Data section:
● ● ● ● ●
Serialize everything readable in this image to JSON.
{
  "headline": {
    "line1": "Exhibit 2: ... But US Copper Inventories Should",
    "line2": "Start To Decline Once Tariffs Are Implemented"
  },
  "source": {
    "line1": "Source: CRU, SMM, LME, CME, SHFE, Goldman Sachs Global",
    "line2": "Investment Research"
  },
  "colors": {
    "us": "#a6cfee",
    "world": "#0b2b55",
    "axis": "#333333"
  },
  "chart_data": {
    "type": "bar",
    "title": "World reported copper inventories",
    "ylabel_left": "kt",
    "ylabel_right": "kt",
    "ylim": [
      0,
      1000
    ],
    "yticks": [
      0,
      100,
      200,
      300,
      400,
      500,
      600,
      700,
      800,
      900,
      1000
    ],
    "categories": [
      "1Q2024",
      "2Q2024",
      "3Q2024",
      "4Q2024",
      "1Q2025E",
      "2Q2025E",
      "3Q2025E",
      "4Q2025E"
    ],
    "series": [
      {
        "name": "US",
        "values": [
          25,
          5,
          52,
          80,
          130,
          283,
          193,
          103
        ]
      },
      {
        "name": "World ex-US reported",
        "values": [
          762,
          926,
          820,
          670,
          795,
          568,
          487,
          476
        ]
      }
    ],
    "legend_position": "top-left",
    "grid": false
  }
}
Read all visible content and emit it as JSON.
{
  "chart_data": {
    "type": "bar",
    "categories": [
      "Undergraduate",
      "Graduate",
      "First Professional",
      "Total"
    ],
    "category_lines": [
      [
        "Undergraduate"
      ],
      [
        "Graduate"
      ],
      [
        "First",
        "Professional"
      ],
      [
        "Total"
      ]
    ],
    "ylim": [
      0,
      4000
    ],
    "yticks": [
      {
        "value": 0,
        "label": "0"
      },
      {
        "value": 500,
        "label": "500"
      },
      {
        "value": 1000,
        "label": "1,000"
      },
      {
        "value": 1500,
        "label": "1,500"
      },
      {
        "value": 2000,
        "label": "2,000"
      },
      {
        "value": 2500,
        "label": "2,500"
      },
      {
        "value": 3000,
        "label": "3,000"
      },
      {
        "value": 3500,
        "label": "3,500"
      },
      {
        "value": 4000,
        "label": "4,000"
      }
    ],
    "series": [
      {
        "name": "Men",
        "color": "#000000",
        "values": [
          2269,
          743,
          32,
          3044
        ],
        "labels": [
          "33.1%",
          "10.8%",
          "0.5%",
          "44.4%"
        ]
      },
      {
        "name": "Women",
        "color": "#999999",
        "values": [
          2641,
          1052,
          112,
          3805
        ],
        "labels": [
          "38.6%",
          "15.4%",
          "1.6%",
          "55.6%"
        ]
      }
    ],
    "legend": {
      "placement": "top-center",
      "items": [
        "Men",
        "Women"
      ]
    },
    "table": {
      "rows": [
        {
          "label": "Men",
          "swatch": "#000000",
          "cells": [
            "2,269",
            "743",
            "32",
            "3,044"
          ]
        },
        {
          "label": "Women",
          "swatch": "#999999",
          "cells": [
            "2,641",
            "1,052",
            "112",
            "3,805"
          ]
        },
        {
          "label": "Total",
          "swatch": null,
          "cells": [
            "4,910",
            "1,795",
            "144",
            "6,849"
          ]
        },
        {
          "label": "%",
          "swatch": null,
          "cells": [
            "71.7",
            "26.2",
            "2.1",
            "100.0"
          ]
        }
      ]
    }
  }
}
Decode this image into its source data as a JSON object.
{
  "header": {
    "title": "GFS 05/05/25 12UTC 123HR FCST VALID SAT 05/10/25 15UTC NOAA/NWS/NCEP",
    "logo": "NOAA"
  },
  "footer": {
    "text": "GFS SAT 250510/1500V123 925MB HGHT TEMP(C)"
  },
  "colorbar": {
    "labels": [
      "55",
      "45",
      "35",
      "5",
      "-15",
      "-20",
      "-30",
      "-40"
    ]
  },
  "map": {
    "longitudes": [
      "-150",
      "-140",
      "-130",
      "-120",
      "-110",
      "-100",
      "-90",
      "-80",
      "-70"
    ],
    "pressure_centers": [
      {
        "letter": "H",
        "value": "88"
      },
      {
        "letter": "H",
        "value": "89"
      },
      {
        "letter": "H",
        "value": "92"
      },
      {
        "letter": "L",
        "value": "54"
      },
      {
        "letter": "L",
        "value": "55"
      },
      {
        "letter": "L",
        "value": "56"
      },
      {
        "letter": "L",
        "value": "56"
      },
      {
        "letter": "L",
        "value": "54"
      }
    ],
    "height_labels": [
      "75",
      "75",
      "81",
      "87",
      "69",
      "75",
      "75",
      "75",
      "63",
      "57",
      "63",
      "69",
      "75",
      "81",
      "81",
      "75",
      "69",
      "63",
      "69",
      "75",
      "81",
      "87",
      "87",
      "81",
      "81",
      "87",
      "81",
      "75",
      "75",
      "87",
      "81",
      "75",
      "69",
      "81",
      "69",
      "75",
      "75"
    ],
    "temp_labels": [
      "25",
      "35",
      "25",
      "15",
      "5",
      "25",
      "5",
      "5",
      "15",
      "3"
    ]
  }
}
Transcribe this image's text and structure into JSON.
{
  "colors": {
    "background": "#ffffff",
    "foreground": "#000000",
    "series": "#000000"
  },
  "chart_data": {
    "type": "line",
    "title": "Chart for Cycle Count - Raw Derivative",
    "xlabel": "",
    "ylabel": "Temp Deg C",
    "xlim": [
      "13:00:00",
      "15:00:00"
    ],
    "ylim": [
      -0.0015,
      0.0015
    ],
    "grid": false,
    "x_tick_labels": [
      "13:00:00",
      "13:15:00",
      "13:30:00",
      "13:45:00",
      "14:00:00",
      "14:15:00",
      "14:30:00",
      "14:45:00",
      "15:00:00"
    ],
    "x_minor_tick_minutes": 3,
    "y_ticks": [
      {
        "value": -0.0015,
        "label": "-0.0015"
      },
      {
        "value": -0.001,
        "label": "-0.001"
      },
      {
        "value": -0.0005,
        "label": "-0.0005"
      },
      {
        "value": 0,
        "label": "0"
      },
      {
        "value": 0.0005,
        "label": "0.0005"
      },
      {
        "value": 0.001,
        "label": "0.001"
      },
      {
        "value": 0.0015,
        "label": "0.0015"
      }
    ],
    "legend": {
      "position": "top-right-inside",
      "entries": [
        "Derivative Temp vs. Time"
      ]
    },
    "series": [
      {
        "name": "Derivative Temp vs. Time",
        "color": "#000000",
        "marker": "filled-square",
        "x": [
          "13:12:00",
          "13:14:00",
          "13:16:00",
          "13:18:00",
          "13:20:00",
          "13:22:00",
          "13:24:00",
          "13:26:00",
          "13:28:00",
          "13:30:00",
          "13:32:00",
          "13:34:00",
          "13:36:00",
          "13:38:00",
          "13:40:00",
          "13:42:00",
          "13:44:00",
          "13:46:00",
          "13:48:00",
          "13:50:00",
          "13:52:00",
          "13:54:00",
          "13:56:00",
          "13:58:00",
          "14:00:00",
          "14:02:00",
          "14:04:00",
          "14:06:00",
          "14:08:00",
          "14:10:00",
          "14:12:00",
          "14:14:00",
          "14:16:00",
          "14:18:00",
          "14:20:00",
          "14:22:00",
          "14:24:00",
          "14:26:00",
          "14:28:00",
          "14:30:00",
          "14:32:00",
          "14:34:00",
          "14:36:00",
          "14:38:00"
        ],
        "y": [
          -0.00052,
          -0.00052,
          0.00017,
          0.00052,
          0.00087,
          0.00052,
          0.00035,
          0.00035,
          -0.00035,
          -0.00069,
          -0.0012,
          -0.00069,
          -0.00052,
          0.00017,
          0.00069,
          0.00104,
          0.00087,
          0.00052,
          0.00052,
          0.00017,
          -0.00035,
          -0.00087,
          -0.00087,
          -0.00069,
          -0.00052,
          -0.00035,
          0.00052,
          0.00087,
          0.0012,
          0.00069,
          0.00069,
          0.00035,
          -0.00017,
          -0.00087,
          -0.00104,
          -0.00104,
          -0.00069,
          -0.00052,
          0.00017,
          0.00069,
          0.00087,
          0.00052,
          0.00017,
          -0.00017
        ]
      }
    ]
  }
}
● ● ● ● ●
Stated problem: Identify and list each line with the word "swatch".

The response:
          "swatch": "#000000",
          "swatch": "#999999",
          "swatch": null,
          "swatch": null,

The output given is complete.